*Task brief:*
Look for "project" in the listing below. Gather each line that contains it.
━━ Data to process
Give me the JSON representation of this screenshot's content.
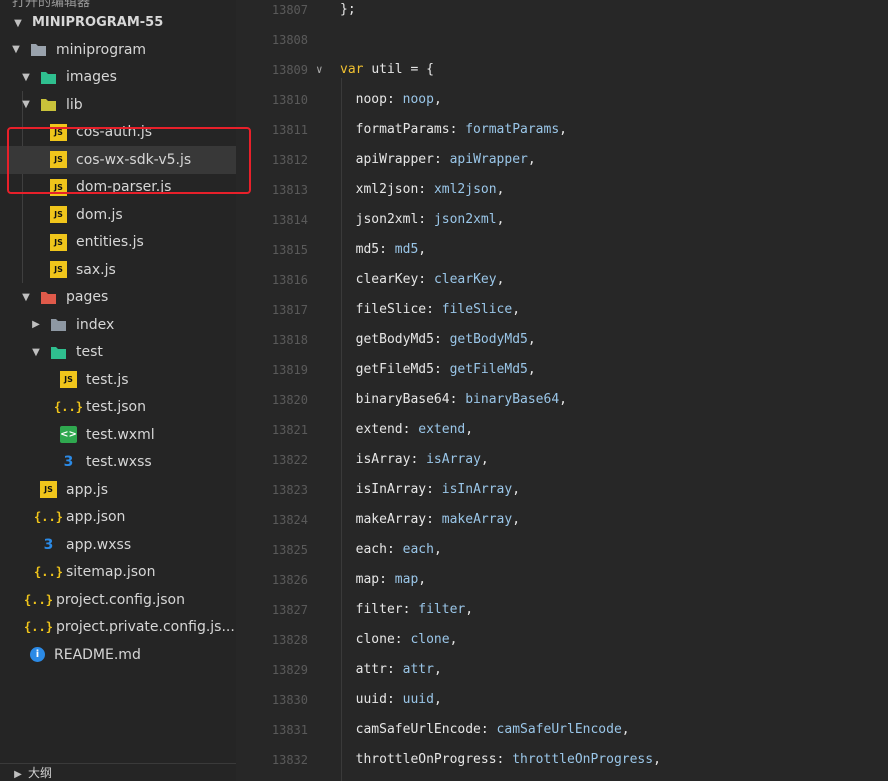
{
  "sidebar": {
    "top_partial": "打开的编辑器",
    "section_title": "MINIPROGRAM-55",
    "tree": [
      {
        "label": "miniprogram",
        "icon": "folder-open-icon",
        "depth": 0,
        "chevron": "down",
        "type": "folder"
      },
      {
        "label": "images",
        "icon": "images-folder-icon",
        "depth": 1,
        "chevron": "down",
        "type": "folder"
      },
      {
        "label": "lib",
        "icon": "lib-folder-icon",
        "depth": 1,
        "chevron": "down",
        "type": "folder"
      },
      {
        "label": "cos-auth.js",
        "icon": "js-file-icon",
        "depth": 2,
        "chevron": "none",
        "type": "js"
      },
      {
        "label": "cos-wx-sdk-v5.js",
        "icon": "js-file-icon",
        "depth": 2,
        "chevron": "none",
        "type": "js",
        "selected": true
      },
      {
        "label": "dom-parser.js",
        "icon": "js-file-icon",
        "depth": 2,
        "chevron": "none",
        "type": "js"
      },
      {
        "label": "dom.js",
        "icon": "js-file-icon",
        "depth": 2,
        "chevron": "none",
        "type": "js"
      },
      {
        "label": "entities.js",
        "icon": "js-file-icon",
        "depth": 2,
        "chevron": "none",
        "type": "js"
      },
      {
        "label": "sax.js",
        "icon": "js-file-icon",
        "depth": 2,
        "chevron": "none",
        "type": "js"
      },
      {
        "label": "pages",
        "icon": "pages-folder-icon",
        "depth": 1,
        "chevron": "down",
        "type": "folder"
      },
      {
        "label": "index",
        "icon": "folder-icon",
        "depth": 2,
        "chevron": "right",
        "type": "folder"
      },
      {
        "label": "test",
        "icon": "test-folder-icon",
        "depth": 2,
        "chevron": "down",
        "type": "folder"
      },
      {
        "label": "test.js",
        "icon": "js-file-icon",
        "depth": 3,
        "chevron": "none",
        "type": "js"
      },
      {
        "label": "test.json",
        "icon": "json-file-icon",
        "depth": 3,
        "chevron": "none",
        "type": "json"
      },
      {
        "label": "test.wxml",
        "icon": "wxml-file-icon",
        "depth": 3,
        "chevron": "none",
        "type": "wxml"
      },
      {
        "label": "test.wxss",
        "icon": "wxss-file-icon",
        "depth": 3,
        "chevron": "none",
        "type": "wxss"
      },
      {
        "label": "app.js",
        "icon": "js-file-icon",
        "depth": 1,
        "chevron": "none",
        "type": "js"
      },
      {
        "label": "app.json",
        "icon": "json-file-icon",
        "depth": 1,
        "chevron": "none",
        "type": "json"
      },
      {
        "label": "app.wxss",
        "icon": "wxss-file-icon",
        "depth": 1,
        "chevron": "none",
        "type": "wxss"
      },
      {
        "label": "sitemap.json",
        "icon": "json-file-icon",
        "depth": 1,
        "chevron": "none",
        "type": "json"
      },
      {
        "label": "project.config.json",
        "icon": "json-file-icon",
        "depth": 0,
        "chevron": "none",
        "type": "json"
      },
      {
        "label": "project.private.config.js...",
        "icon": "json-file-icon",
        "depth": 0,
        "chevron": "none",
        "type": "json"
      },
      {
        "label": "README.md",
        "icon": "info-icon",
        "depth": 0,
        "chevron": "none",
        "type": "info"
      }
    ],
    "outline_label": "大纲"
  },
  "icons": {
    "js_text": "JS",
    "json_text": "{..}",
    "wxml_text": "<>",
    "wxss_text": "3",
    "info_text": "i"
  },
  "colors": {
    "annotation": "#e8202a",
    "keyword": "#f0c030",
    "property_value": "#9ac6e8",
    "js_icon": "#f0c51b"
  },
  "editor": {
    "lines": [
      {
        "num": "13807",
        "kind": "plain",
        "text": "};"
      },
      {
        "num": "13808",
        "kind": "empty",
        "text": ""
      },
      {
        "num": "13809",
        "kind": "decl",
        "keyword": "var",
        "name": "util",
        "rest": " = {",
        "fold": true
      },
      {
        "num": "13810",
        "kind": "prop",
        "key": "noop",
        "val": "noop"
      },
      {
        "num": "13811",
        "kind": "prop",
        "key": "formatParams",
        "val": "formatParams"
      },
      {
        "num": "13812",
        "kind": "prop",
        "key": "apiWrapper",
        "val": "apiWrapper"
      },
      {
        "num": "13813",
        "kind": "prop",
        "key": "xml2json",
        "val": "xml2json"
      },
      {
        "num": "13814",
        "kind": "prop",
        "key": "json2xml",
        "val": "json2xml"
      },
      {
        "num": "13815",
        "kind": "prop",
        "key": "md5",
        "val": "md5"
      },
      {
        "num": "13816",
        "kind": "prop",
        "key": "clearKey",
        "val": "clearKey"
      },
      {
        "num": "13817",
        "kind": "prop",
        "key": "fileSlice",
        "val": "fileSlice"
      },
      {
        "num": "13818",
        "kind": "prop",
        "key": "getBodyMd5",
        "val": "getBodyMd5"
      },
      {
        "num": "13819",
        "kind": "prop",
        "key": "getFileMd5",
        "val": "getFileMd5"
      },
      {
        "num": "13820",
        "kind": "prop",
        "key": "binaryBase64",
        "val": "binaryBase64"
      },
      {
        "num": "13821",
        "kind": "prop",
        "key": "extend",
        "val": "extend"
      },
      {
        "num": "13822",
        "kind": "prop",
        "key": "isArray",
        "val": "isArray"
      },
      {
        "num": "13823",
        "kind": "prop",
        "key": "isInArray",
        "val": "isInArray"
      },
      {
        "num": "13824",
        "kind": "prop",
        "key": "makeArray",
        "val": "makeArray"
      },
      {
        "num": "13825",
        "kind": "prop",
        "key": "each",
        "val": "each"
      },
      {
        "num": "13826",
        "kind": "prop",
        "key": "map",
        "val": "map"
      },
      {
        "num": "13827",
        "kind": "prop",
        "key": "filter",
        "val": "filter"
      },
      {
        "num": "13828",
        "kind": "prop",
        "key": "clone",
        "val": "clone"
      },
      {
        "num": "13829",
        "kind": "prop",
        "key": "attr",
        "val": "attr"
      },
      {
        "num": "13830",
        "kind": "prop",
        "key": "uuid",
        "val": "uuid"
      },
      {
        "num": "13831",
        "kind": "prop",
        "key": "camSafeUrlEncode",
        "val": "camSafeUrlEncode"
      },
      {
        "num": "13832",
        "kind": "prop",
        "key": "throttleOnProgress",
        "val": "throttleOnProgress"
      }
    ]
  }
}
━━━━
*Exercise solution:*
        "label": "project.config.json",
        "label": "project.private.config.js...",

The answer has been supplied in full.